▸ Objective
Find the lines below that contain the word "absorbansinya" and count them. Only the number should be given.

▸ Extracted material

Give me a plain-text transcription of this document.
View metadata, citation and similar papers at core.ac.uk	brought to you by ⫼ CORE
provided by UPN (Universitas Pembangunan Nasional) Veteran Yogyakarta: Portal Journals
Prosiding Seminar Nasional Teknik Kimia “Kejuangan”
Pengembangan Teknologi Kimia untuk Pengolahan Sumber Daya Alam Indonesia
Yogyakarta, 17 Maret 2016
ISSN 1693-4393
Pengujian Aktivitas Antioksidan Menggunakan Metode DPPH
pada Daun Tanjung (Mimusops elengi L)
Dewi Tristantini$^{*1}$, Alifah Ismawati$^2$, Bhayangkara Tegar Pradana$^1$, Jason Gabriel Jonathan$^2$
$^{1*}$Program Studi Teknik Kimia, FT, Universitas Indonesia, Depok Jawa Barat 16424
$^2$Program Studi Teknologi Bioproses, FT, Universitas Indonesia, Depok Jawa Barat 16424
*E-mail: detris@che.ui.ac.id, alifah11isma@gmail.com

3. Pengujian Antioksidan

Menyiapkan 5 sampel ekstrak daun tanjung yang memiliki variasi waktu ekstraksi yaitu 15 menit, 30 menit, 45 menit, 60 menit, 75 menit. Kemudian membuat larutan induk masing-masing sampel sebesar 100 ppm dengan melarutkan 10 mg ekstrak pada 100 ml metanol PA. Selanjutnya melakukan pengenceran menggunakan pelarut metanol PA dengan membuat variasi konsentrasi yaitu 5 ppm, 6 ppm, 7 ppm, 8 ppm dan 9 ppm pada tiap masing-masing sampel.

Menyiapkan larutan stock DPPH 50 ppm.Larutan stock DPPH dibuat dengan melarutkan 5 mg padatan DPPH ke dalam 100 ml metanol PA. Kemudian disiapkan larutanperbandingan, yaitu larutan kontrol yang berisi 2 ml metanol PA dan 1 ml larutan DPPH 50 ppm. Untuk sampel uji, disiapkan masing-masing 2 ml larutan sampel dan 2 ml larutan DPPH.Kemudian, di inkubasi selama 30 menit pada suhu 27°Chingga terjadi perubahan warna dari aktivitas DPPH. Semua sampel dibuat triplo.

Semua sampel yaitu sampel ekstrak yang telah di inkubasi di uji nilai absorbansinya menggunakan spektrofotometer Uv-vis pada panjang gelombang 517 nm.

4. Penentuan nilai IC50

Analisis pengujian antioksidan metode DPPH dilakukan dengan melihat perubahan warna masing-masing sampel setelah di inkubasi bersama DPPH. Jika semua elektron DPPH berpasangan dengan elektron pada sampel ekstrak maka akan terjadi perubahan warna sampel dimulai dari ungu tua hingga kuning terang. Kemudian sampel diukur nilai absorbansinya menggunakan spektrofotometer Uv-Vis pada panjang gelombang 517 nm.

▸ Solution below
2